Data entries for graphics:
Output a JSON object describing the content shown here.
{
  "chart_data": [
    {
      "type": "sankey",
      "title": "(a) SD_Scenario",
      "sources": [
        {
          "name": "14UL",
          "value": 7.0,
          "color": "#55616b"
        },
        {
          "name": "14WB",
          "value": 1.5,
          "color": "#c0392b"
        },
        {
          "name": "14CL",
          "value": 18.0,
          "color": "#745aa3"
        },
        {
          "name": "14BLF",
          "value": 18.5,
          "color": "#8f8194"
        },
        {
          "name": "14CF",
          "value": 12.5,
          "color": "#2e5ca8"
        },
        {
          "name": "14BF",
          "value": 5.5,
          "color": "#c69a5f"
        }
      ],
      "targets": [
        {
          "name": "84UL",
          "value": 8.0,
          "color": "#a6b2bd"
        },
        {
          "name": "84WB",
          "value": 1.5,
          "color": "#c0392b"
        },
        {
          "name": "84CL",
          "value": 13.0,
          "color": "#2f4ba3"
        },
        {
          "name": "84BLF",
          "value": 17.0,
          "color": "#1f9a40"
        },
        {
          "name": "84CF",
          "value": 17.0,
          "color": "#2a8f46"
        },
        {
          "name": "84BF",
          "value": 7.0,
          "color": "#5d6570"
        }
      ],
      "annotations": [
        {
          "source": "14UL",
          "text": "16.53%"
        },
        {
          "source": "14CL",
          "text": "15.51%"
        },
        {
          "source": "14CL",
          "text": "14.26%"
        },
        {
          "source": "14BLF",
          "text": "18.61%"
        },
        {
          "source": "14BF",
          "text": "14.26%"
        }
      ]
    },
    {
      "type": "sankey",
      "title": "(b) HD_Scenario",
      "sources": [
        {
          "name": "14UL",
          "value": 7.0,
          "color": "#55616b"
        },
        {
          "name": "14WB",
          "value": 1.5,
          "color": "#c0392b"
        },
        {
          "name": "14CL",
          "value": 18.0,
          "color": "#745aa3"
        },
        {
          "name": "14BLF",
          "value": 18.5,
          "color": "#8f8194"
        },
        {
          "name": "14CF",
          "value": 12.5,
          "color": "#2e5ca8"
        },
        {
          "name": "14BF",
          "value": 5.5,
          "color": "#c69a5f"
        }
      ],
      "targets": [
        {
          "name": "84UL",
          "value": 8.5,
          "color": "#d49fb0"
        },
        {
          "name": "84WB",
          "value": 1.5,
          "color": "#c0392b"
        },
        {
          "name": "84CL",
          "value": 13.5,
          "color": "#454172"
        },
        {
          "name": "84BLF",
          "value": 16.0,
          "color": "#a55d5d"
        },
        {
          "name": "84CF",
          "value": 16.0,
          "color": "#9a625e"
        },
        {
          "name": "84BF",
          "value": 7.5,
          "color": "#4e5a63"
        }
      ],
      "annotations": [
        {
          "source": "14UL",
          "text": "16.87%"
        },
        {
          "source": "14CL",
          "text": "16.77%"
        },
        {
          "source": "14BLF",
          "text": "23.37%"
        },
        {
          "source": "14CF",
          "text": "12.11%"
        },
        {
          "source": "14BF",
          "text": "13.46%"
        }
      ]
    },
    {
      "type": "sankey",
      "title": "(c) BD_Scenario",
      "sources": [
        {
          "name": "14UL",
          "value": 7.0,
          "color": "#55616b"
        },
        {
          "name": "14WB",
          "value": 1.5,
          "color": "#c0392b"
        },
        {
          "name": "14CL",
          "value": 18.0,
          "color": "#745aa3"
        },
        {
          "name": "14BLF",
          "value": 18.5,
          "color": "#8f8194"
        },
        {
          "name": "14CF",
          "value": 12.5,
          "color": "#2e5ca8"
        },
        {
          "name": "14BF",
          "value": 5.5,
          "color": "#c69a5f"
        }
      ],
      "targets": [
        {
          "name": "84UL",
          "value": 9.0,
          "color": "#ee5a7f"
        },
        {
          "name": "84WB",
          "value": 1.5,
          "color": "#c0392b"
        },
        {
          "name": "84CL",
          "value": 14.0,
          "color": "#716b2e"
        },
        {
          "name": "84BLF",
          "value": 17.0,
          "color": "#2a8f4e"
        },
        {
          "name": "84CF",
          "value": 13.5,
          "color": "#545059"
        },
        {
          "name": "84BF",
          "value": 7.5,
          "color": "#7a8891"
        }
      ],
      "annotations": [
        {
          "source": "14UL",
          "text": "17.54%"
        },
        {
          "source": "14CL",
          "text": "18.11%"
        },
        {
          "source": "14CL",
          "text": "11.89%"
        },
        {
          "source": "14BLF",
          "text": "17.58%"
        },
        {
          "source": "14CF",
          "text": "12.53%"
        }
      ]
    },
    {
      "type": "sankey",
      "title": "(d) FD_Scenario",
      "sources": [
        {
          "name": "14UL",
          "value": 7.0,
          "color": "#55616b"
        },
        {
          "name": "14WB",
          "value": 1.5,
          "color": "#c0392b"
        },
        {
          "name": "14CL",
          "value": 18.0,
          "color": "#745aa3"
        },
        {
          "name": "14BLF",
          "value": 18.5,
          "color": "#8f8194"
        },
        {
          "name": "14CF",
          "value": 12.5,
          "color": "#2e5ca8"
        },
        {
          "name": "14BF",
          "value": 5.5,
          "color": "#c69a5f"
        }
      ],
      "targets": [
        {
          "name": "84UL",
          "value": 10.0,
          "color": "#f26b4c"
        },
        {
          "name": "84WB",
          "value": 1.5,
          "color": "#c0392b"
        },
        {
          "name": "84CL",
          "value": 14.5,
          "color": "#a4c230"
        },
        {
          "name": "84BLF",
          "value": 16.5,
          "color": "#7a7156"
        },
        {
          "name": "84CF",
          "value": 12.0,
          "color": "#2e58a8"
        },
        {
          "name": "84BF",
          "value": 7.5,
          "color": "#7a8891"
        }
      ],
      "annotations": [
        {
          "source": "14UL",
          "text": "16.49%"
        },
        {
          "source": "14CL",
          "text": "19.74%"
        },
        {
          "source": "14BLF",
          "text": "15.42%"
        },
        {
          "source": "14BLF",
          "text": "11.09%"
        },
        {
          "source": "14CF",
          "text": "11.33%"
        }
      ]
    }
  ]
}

▶ GOAL
Reproduce the entries above in full, verbatim.

▶ FINISHED EXERCISE
Output a JSON object describing the content shown here.
{
  "chart_data": [
    {
      "type": "sankey",
      "title": "(a) SD_Scenario",
      "sources": [
        {
          "name": "14UL",
          "value": 7.0,
          "color": "#55616b"
        },
        {
          "name": "14WB",
          "value": 1.5,
          "color": "#c0392b"
        },
        {
          "name": "14CL",
          "value": 18.0,
          "color": "#745aa3"
        },
        {
          "name": "14BLF",
          "value": 18.5,
          "color": "#8f8194"
        },
        {
          "name": "14CF",
          "value": 12.5,
          "color": "#2e5ca8"
        },
        {
          "name": "14BF",
          "value": 5.5,
          "color": "#c69a5f"
        }
      ],
      "targets": [
        {
          "name": "84UL",
          "value": 8.0,
          "color": "#a6b2bd"
        },
        {
          "name": "84WB",
          "value": 1.5,
          "color": "#c0392b"
        },
        {
          "name": "84CL",
          "value": 13.0,
          "color": "#2f4ba3"
        },
        {
          "name": "84BLF",
          "value": 17.0,
          "color": "#1f9a40"
        },
        {
          "name": "84CF",
          "value": 17.0,
          "color": "#2a8f46"
        },
        {
          "name": "84BF",
          "value": 7.0,
          "color": "#5d6570"
        }
      ],
      "annotations": [
        {
          "source": "14UL",
          "text": "16.53%"
        },
        {
          "source": "14CL",
          "text": "15.51%"
        },
        {
          "source": "14CL",
          "text": "14.26%"
        },
        {
          "source": "14BLF",
          "text": "18.61%"
        },
        {
          "source": "14BF",
          "text": "14.26%"
        }
      ]
    },
    {
      "type": "sankey",
      "title": "(b) HD_Scenario",
      "sources": [
        {
          "name": "14UL",
          "value": 7.0,
          "color": "#55616b"
        },
        {
          "name": "14WB",
          "value": 1.5,
          "color": "#c0392b"
        },
        {
          "name": "14CL",
          "value": 18.0,
          "color": "#745aa3"
        },
        {
          "name": "14BLF",
          "value": 18.5,
          "color": "#8f8194"
        },
        {
          "name": "14CF",
          "value": 12.5,
          "color": "#2e5ca8"
        },
        {
          "name": "14BF",
          "value": 5.5,
          "color": "#c69a5f"
        }
      ],
      "targets": [
        {
          "name": "84UL",
          "value": 8.5,
          "color": "#d49fb0"
        },
        {
          "name": "84WB",
          "value": 1.5,
          "color": "#c0392b"
        },
        {
          "name": "84CL",
          "value": 13.5,
          "color": "#454172"
        },
        {
          "name": "84BLF",
          "value": 16.0,
          "color": "#a55d5d"
        },
        {
          "name": "84CF",
          "value": 16.0,
          "color": "#9a625e"
        },
        {
          "name": "84BF",
          "value": 7.5,
          "color": "#4e5a63"
        }
      ],
      "annotations": [
        {
          "source": "14UL",
          "text": "16.87%"
        },
        {
          "source": "14CL",
          "text": "16.77%"
        },
        {
          "source": "14BLF",
          "text": "23.37%"
        },
        {
          "source": "14CF",
          "text": "12.11%"
        },
        {
          "source": "14BF",
          "text": "13.46%"
        }
      ]
    },
    {
      "type": "sankey",
      "title": "(c) BD_Scenario",
      "sources": [
        {
          "name": "14UL",
          "value": 7.0,
          "color": "#55616b"
        },
        {
          "name": "14WB",
          "value": 1.5,
          "color": "#c0392b"
        },
        {
          "name": "14CL",
          "value": 18.0,
          "color": "#745aa3"
        },
        {
          "name": "14BLF",
          "value": 18.5,
          "color": "#8f8194"
        },
        {
          "name": "14CF",
          "value": 12.5,
          "color": "#2e5ca8"
        },
        {
          "name": "14BF",
          "value": 5.5,
          "color": "#c69a5f"
        }
      ],
      "targets": [
        {
          "name": "84UL",
          "value": 9.0,
          "color": "#ee5a7f"
        },
        {
          "name": "84WB",
          "value": 1.5,
          "color": "#c0392b"
        },
        {
          "name": "84CL",
          "value": 14.0,
          "color": "#716b2e"
        },
        {
          "name": "84BLF",
          "value": 17.0,
          "color": "#2a8f4e"
        },
        {
          "name": "84CF",
          "value": 13.5,
          "color": "#545059"
        },
        {
          "name": "84BF",
          "value": 7.5,
          "color": "#7a8891"
        }
      ],
      "annotations": [
        {
          "source": "14UL",
          "text": "17.54%"
        },
        {
          "source": "14CL",
          "text": "18.11%"
        },
        {
          "source": "14CL",
          "text": "11.89%"
        },
        {
          "source": "14BLF",
          "text": "17.58%"
        },
        {
          "source": "14CF",
          "text": "12.53%"
        }
      ]
    },
    {
      "type": "sankey",
      "title": "(d) FD_Scenario",
      "sources": [
        {
          "name": "14UL",
          "value": 7.0,
          "color": "#55616b"
        },
        {
          "name": "14WB",
          "value": 1.5,
          "color": "#c0392b"
        },
        {
          "name": "14CL",
          "value": 18.0,
          "color": "#745aa3"
        },
        {
          "name": "14BLF",
          "value": 18.5,
          "color": "#8f8194"
        },
        {
          "name": "14CF",
          "value": 12.5,
          "color": "#2e5ca8"
        },
        {
          "name": "14BF",
          "value": 5.5,
          "color": "#c69a5f"
        }
      ],
      "targets": [
        {
          "name": "84UL",
          "value": 10.0,
          "color": "#f26b4c"
        },
        {
          "name": "84WB",
          "value": 1.5,
          "color": "#c0392b"
        },
        {
          "name": "84CL",
          "value": 14.5,
          "color": "#a4c230"
        },
        {
          "name": "84BLF",
          "value": 16.5,
          "color": "#7a7156"
        },
        {
          "name": "84CF",
          "value": 12.0,
          "color": "#2e58a8"
        },
        {
          "name": "84BF",
          "value": 7.5,
          "color": "#7a8891"
        }
      ],
      "annotations": [
        {
          "source": "14UL",
          "text": "16.49%"
        },
        {
          "source": "14CL",
          "text": "19.74%"
        },
        {
          "source": "14BLF",
          "text": "15.42%"
        },
        {
          "source": "14BLF",
          "text": "11.09%"
        },
        {
          "source": "14CF",
          "text": "11.33%"
        }
      ]
    }
  ]
}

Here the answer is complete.